WRITTEN EXERCISE — In the material below, count the lines with the word "weekly" and state that number only.

SUPPLIED RECORDS —
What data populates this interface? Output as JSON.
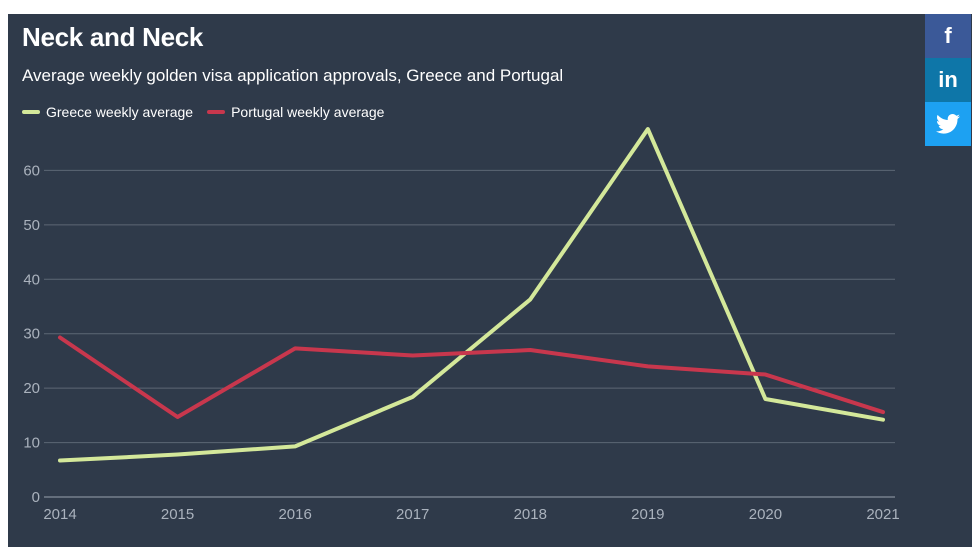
{
  "share": {
    "facebook_icon": "facebook-icon",
    "linkedin_icon": "linkedin-icon",
    "twitter_icon": "twitter-icon",
    "facebook_label": "f",
    "linkedin_label": "in"
  },
  "chart_data": {
    "type": "line",
    "title": "Neck and Neck",
    "subtitle": "Average weekly golden visa application approvals, Greece and Portugal",
    "x": [
      "2014",
      "2015",
      "2016",
      "2017",
      "2018",
      "2019",
      "2020",
      "2021"
    ],
    "series": [
      {
        "name": "Greece weekly average",
        "color": "#d4e89a",
        "values": [
          6.7,
          7.8,
          9.3,
          18.4,
          36.3,
          67.6,
          18.0,
          14.2
        ]
      },
      {
        "name": "Portugal weekly average",
        "color": "#c8374d",
        "values": [
          29.3,
          14.7,
          27.3,
          26.0,
          27.0,
          24.0,
          22.5,
          15.6
        ]
      }
    ],
    "ylim": [
      0,
      70
    ],
    "yticks": [
      0,
      10,
      20,
      30,
      40,
      50,
      60
    ],
    "grid": true,
    "legend_position": "top-left"
  }
}
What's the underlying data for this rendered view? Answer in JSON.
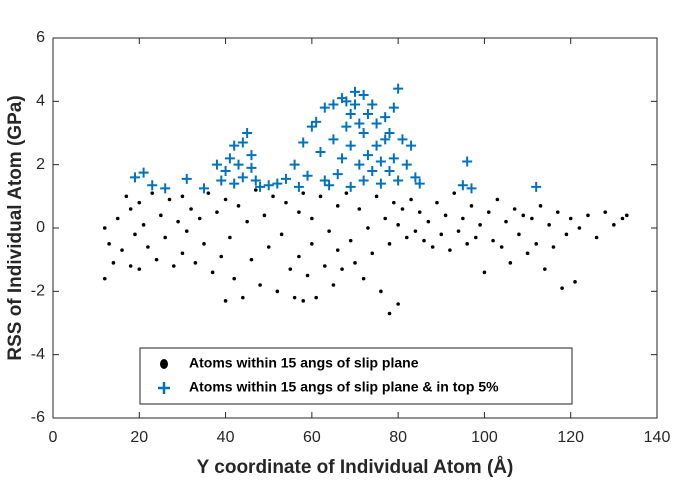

ANSWER IN FULL — 3